• _Objective_:
Repeat the full listing, word for word.

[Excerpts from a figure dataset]
◆ ◆ ◆
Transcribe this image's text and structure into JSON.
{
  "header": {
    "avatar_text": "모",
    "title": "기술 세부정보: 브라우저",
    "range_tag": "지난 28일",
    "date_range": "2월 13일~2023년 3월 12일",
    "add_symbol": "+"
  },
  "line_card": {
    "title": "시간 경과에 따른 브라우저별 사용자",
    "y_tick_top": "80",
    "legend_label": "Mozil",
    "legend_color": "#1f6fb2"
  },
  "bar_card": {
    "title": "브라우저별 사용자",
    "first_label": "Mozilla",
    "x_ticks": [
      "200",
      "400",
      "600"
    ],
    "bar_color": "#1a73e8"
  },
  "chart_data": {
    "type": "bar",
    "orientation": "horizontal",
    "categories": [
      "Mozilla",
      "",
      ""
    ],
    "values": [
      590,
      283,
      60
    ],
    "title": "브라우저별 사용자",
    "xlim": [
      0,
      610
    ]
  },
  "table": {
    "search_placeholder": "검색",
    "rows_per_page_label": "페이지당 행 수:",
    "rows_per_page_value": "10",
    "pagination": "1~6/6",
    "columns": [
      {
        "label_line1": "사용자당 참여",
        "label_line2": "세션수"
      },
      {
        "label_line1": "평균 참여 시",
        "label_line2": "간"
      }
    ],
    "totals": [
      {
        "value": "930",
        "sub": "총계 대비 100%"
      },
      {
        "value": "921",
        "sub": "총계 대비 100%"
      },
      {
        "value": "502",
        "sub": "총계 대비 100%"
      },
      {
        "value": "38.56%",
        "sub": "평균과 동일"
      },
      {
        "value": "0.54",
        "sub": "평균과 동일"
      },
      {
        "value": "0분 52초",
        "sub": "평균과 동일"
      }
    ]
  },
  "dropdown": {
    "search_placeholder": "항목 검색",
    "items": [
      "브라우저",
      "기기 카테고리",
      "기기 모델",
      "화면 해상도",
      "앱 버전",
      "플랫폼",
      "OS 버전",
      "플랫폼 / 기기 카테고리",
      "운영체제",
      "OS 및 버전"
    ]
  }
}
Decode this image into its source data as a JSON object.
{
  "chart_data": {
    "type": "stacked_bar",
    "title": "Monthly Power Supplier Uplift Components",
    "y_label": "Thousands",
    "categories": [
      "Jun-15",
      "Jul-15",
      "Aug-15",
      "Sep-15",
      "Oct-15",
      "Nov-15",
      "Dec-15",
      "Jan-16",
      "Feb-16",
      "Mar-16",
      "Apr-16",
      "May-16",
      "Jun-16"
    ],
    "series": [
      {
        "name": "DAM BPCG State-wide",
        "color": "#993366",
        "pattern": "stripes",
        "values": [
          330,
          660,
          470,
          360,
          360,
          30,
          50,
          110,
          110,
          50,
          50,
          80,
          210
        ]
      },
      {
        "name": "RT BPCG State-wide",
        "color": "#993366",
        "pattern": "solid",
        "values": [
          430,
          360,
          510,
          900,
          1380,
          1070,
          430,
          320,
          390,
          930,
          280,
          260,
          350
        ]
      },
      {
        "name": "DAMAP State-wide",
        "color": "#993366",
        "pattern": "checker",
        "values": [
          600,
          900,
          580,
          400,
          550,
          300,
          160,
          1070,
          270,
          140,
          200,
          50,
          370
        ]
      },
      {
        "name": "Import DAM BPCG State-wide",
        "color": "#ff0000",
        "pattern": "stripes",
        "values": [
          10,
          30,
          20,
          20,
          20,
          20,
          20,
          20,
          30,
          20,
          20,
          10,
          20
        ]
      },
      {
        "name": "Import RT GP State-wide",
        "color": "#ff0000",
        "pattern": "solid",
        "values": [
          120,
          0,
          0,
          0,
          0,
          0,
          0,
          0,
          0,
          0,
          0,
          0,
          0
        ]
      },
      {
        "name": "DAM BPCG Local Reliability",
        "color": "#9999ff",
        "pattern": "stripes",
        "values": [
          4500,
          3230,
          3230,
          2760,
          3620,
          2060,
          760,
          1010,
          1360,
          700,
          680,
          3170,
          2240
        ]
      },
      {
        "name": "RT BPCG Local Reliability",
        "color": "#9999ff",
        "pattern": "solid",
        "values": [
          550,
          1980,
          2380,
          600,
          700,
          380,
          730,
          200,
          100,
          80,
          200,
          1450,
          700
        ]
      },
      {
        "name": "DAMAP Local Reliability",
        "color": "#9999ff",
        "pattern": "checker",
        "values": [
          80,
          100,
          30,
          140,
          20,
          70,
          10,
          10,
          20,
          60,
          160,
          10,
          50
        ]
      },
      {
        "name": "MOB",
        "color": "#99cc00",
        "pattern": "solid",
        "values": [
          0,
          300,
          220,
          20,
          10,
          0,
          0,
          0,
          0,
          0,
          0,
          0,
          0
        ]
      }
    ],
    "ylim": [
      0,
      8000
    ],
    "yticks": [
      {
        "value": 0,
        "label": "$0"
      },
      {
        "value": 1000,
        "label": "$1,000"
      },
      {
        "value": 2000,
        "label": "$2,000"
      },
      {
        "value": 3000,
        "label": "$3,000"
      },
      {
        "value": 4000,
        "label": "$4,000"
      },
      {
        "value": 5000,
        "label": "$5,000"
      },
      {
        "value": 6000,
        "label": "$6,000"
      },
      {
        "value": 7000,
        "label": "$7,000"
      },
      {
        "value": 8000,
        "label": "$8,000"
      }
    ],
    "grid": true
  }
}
◆ ◆ ◆
• _Response to this task_:
Transcribe this image's text and structure into JSON.
{
  "header": {
    "avatar_text": "모",
    "title": "기술 세부정보: 브라우저",
    "range_tag": "지난 28일",
    "date_range": "2월 13일~2023년 3월 12일",
    "add_symbol": "+"
  },
  "line_card": {
    "title": "시간 경과에 따른 브라우저별 사용자",
    "y_tick_top": "80",
    "legend_label": "Mozil",
    "legend_color": "#1f6fb2"
  },
  "bar_card": {
    "title": "브라우저별 사용자",
    "first_label": "Mozilla",
    "x_ticks": [
      "200",
      "400",
      "600"
    ],
    "bar_color": "#1a73e8"
  },
  "chart_data": {
    "type": "bar",
    "orientation": "horizontal",
    "categories": [
      "Mozilla",
      "",
      ""
    ],
    "values": [
      590,
      283,
      60
    ],
    "title": "브라우저별 사용자",
    "xlim": [
      0,
      610
    ]
  },
  "table": {
    "search_placeholder": "검색",
    "rows_per_page_label": "페이지당 행 수:",
    "rows_per_page_value": "10",
    "pagination": "1~6/6",
    "columns": [
      {
        "label_line1": "사용자당 참여",
        "label_line2": "세션수"
      },
      {
        "label_line1": "평균 참여 시",
        "label_line2": "간"
      }
    ],
    "totals": [
      {
        "value": "930",
        "sub": "총계 대비 100%"
      },
      {
        "value": "921",
        "sub": "총계 대비 100%"
      },
      {
        "value": "502",
        "sub": "총계 대비 100%"
      },
      {
        "value": "38.56%",
        "sub": "평균과 동일"
      },
      {
        "value": "0.54",
        "sub": "평균과 동일"
      },
      {
        "value": "0분 52초",
        "sub": "평균과 동일"
      }
    ]
  },
  "dropdown": {
    "search_placeholder": "항목 검색",
    "items": [
      "브라우저",
      "기기 카테고리",
      "기기 모델",
      "화면 해상도",
      "앱 버전",
      "플랫폼",
      "OS 버전",
      "플랫폼 / 기기 카테고리",
      "운영체제",
      "OS 및 버전"
    ]
  }
}
Decode this image into its source data as a JSON object.
{
  "chart_data": {
    "type": "stacked_bar",
    "title": "Monthly Power Supplier Uplift Components",
    "y_label": "Thousands",
    "categories": [
      "Jun-15",
      "Jul-15",
      "Aug-15",
      "Sep-15",
      "Oct-15",
      "Nov-15",
      "Dec-15",
      "Jan-16",
      "Feb-16",
      "Mar-16",
      "Apr-16",
      "May-16",
      "Jun-16"
    ],
    "series": [
      {
        "name": "DAM BPCG State-wide",
        "color": "#993366",
        "pattern": "stripes",
        "values": [
          330,
          660,
          470,
          360,
          360,
          30,
          50,
          110,
          110,
          50,
          50,
          80,
          210
        ]
      },
      {
        "name": "RT BPCG State-wide",
        "color": "#993366",
        "pattern": "solid",
        "values": [
          430,
          360,
          510,
          900,
          1380,
          1070,
          430,
          320,
          390,
          930,
          280,
          260,
          350
        ]
      },
      {
        "name": "DAMAP State-wide",
        "color": "#993366",
        "pattern": "checker",
        "values": [
          600,
          900,
          580,
          400,
          550,
          300,
          160,
          1070,
          270,
          140,
          200,
          50,
          370
        ]
      },
      {
        "name": "Import DAM BPCG State-wide",
        "color": "#ff0000",
        "pattern": "stripes",
        "values": [
          10,
          30,
          20,
          20,
          20,
          20,
          20,
          20,
          30,
          20,
          20,
          10,
          20
        ]
      },
      {
        "name": "Import RT GP State-wide",
        "color": "#ff0000",
        "pattern": "solid",
        "values": [
          120,
          0,
          0,
          0,
          0,
          0,
          0,
          0,
          0,
          0,
          0,
          0,
          0
        ]
      },
      {
        "name": "DAM BPCG Local Reliability",
        "color": "#9999ff",
        "pattern": "stripes",
        "values": [
          4500,
          3230,
          3230,
          2760,
          3620,
          2060,
          760,
          1010,
          1360,
          700,
          680,
          3170,
          2240
        ]
      },
      {
        "name": "RT BPCG Local Reliability",
        "color": "#9999ff",
        "pattern": "solid",
        "values": [
          550,
          1980,
          2380,
          600,
          700,
          380,
          730,
          200,
          100,
          80,
          200,
          1450,
          700
        ]
      },
      {
        "name": "DAMAP Local Reliability",
        "color": "#9999ff",
        "pattern": "checker",
        "values": [
          80,
          100,
          30,
          140,
          20,
          70,
          10,
          10,
          20,
          60,
          160,
          10,
          50
        ]
      },
      {
        "name": "MOB",
        "color": "#99cc00",
        "pattern": "solid",
        "values": [
          0,
          300,
          220,
          20,
          10,
          0,
          0,
          0,
          0,
          0,
          0,
          0,
          0
        ]
      }
    ],
    "ylim": [
      0,
      8000
    ],
    "yticks": [
      {
        "value": 0,
        "label": "$0"
      },
      {
        "value": 1000,
        "label": "$1,000"
      },
      {
        "value": 2000,
        "label": "$2,000"
      },
      {
        "value": 3000,
        "label": "$3,000"
      },
      {
        "value": 4000,
        "label": "$4,000"
      },
      {
        "value": 5000,
        "label": "$5,000"
      },
      {
        "value": 6000,
        "label": "$6,000"
      },
      {
        "value": 7000,
        "label": "$7,000"
      },
      {
        "value": 8000,
        "label": "$8,000"
      }
    ],
    "grid": true
  }
}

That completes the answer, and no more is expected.